Work to do: Take the rows from the first one through the line holding "data-point-average <box>381 188 390 198</box>", both included, and rename "x-tick-year" to "x-label-year" in them. Leave everything else unchanged.

(Bounding box rows)

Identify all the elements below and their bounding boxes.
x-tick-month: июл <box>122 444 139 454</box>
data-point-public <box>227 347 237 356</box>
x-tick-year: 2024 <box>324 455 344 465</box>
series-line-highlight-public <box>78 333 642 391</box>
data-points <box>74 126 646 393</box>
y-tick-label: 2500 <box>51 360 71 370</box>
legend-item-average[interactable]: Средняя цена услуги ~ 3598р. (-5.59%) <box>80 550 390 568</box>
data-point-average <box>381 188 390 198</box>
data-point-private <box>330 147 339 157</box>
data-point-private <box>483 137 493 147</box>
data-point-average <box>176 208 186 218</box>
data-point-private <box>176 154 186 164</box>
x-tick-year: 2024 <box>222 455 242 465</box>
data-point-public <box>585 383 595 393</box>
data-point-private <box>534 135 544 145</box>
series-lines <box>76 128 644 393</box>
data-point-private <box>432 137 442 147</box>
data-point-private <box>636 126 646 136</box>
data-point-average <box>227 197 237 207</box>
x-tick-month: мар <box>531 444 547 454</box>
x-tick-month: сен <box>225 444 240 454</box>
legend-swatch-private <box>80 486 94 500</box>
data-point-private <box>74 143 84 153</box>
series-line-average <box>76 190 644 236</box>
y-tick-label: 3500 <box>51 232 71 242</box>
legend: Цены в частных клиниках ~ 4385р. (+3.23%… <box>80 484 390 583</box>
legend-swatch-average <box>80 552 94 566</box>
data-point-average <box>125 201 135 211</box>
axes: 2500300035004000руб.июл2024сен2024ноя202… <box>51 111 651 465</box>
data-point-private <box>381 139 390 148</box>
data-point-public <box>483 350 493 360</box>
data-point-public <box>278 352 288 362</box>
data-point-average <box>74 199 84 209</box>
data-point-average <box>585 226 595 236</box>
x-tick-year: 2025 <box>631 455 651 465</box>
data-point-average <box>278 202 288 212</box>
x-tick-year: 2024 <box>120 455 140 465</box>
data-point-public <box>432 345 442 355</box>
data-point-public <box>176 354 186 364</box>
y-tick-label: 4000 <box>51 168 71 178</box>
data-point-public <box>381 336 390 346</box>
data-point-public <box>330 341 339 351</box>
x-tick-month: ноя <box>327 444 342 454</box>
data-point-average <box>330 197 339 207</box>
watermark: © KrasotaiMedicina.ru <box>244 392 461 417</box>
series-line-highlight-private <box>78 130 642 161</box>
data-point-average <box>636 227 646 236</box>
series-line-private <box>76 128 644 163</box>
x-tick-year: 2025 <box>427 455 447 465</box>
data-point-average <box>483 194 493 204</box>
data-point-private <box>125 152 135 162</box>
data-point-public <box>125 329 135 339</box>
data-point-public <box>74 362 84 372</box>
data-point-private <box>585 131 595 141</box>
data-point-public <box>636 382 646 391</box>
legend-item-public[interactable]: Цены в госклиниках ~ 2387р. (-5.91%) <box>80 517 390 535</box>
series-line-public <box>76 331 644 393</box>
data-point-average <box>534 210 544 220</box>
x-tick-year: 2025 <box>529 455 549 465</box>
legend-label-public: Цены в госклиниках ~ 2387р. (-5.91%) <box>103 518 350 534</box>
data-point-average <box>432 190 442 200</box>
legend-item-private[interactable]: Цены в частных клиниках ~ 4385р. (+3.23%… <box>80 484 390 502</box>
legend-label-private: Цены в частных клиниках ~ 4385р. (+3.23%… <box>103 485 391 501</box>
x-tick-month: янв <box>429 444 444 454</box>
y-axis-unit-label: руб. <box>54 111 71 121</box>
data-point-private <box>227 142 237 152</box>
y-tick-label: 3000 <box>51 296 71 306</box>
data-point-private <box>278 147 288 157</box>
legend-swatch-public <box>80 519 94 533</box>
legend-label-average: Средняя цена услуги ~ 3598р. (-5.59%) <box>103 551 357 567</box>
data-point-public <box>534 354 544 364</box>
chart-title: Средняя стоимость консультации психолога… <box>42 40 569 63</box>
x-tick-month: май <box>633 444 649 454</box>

Reply to the task:
Identify all the elements below and their bounding boxes.
x-tick-month: июл <box>122 444 139 454</box>
data-point-public <box>227 347 237 356</box>
x-label-year: 2024 <box>324 455 344 465</box>
series-line-highlight-public <box>78 333 642 391</box>
data-points <box>74 126 646 393</box>
y-tick-label: 2500 <box>51 360 71 370</box>
legend-item-average[interactable]: Средняя цена услуги ~ 3598р. (-5.59%) <box>80 550 390 568</box>
data-point-average <box>381 188 390 198</box>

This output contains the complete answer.